> INPUT RECORDS
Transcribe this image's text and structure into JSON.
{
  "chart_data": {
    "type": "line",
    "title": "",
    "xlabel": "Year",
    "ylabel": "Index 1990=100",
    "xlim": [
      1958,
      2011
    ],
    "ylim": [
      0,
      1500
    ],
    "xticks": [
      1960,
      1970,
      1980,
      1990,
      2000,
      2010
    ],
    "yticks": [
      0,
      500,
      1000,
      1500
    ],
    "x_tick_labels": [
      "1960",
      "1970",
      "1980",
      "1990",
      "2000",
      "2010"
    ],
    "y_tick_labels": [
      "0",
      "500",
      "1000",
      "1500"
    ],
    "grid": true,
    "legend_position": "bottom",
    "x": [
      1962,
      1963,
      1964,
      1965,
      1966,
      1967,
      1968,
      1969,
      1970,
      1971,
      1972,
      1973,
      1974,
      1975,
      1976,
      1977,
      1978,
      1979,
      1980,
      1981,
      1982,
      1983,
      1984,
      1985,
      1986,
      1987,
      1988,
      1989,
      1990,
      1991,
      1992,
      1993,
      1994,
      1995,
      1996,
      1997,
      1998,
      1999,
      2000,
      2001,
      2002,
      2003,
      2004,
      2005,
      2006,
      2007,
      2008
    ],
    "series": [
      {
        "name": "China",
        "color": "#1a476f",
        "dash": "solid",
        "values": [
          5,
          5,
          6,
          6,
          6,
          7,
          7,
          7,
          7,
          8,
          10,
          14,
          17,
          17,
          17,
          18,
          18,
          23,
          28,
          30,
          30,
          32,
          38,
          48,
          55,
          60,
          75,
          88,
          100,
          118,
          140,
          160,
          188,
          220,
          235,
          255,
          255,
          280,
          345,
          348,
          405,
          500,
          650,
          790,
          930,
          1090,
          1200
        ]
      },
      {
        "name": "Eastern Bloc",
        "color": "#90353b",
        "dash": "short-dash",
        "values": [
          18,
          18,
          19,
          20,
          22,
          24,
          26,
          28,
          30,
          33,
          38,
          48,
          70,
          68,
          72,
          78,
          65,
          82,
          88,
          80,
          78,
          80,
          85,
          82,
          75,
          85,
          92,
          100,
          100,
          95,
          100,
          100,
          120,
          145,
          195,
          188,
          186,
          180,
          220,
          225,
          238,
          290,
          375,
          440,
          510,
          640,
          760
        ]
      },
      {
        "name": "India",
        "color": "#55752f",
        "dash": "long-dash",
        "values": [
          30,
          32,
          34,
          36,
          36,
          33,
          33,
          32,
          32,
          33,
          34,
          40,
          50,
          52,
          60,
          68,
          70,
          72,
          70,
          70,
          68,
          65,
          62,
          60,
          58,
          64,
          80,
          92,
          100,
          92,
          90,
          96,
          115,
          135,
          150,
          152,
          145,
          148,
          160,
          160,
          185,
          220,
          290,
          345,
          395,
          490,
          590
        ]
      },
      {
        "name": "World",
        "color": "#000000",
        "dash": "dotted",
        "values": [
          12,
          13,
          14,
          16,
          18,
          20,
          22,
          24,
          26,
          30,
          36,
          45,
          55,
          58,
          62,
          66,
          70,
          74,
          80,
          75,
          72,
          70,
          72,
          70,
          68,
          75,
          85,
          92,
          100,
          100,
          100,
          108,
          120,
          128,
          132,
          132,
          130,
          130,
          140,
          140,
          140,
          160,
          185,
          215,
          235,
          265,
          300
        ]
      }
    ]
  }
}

> GOAL
Give the data again, exactly as it stands.

> FINAL ANSWER
Transcribe this image's text and structure into JSON.
{
  "chart_data": {
    "type": "line",
    "title": "",
    "xlabel": "Year",
    "ylabel": "Index 1990=100",
    "xlim": [
      1958,
      2011
    ],
    "ylim": [
      0,
      1500
    ],
    "xticks": [
      1960,
      1970,
      1980,
      1990,
      2000,
      2010
    ],
    "yticks": [
      0,
      500,
      1000,
      1500
    ],
    "x_tick_labels": [
      "1960",
      "1970",
      "1980",
      "1990",
      "2000",
      "2010"
    ],
    "y_tick_labels": [
      "0",
      "500",
      "1000",
      "1500"
    ],
    "grid": true,
    "legend_position": "bottom",
    "x": [
      1962,
      1963,
      1964,
      1965,
      1966,
      1967,
      1968,
      1969,
      1970,
      1971,
      1972,
      1973,
      1974,
      1975,
      1976,
      1977,
      1978,
      1979,
      1980,
      1981,
      1982,
      1983,
      1984,
      1985,
      1986,
      1987,
      1988,
      1989,
      1990,
      1991,
      1992,
      1993,
      1994,
      1995,
      1996,
      1997,
      1998,
      1999,
      2000,
      2001,
      2002,
      2003,
      2004,
      2005,
      2006,
      2007,
      2008
    ],
    "series": [
      {
        "name": "China",
        "color": "#1a476f",
        "dash": "solid",
        "values": [
          5,
          5,
          6,
          6,
          6,
          7,
          7,
          7,
          7,
          8,
          10,
          14,
          17,
          17,
          17,
          18,
          18,
          23,
          28,
          30,
          30,
          32,
          38,
          48,
          55,
          60,
          75,
          88,
          100,
          118,
          140,
          160,
          188,
          220,
          235,
          255,
          255,
          280,
          345,
          348,
          405,
          500,
          650,
          790,
          930,
          1090,
          1200
        ]
      },
      {
        "name": "Eastern Bloc",
        "color": "#90353b",
        "dash": "short-dash",
        "values": [
          18,
          18,
          19,
          20,
          22,
          24,
          26,
          28,
          30,
          33,
          38,
          48,
          70,
          68,
          72,
          78,
          65,
          82,
          88,
          80,
          78,
          80,
          85,
          82,
          75,
          85,
          92,
          100,
          100,
          95,
          100,
          100,
          120,
          145,
          195,
          188,
          186,
          180,
          220,
          225,
          238,
          290,
          375,
          440,
          510,
          640,
          760
        ]
      },
      {
        "name": "India",
        "color": "#55752f",
        "dash": "long-dash",
        "values": [
          30,
          32,
          34,
          36,
          36,
          33,
          33,
          32,
          32,
          33,
          34,
          40,
          50,
          52,
          60,
          68,
          70,
          72,
          70,
          70,
          68,
          65,
          62,
          60,
          58,
          64,
          80,
          92,
          100,
          92,
          90,
          96,
          115,
          135,
          150,
          152,
          145,
          148,
          160,
          160,
          185,
          220,
          290,
          345,
          395,
          490,
          590
        ]
      },
      {
        "name": "World",
        "color": "#000000",
        "dash": "dotted",
        "values": [
          12,
          13,
          14,
          16,
          18,
          20,
          22,
          24,
          26,
          30,
          36,
          45,
          55,
          58,
          62,
          66,
          70,
          74,
          80,
          75,
          72,
          70,
          72,
          70,
          68,
          75,
          85,
          92,
          100,
          100,
          100,
          108,
          120,
          128,
          132,
          132,
          130,
          130,
          140,
          140,
          140,
          160,
          185,
          215,
          235,
          265,
          300
        ]
      }
    ]
  }
}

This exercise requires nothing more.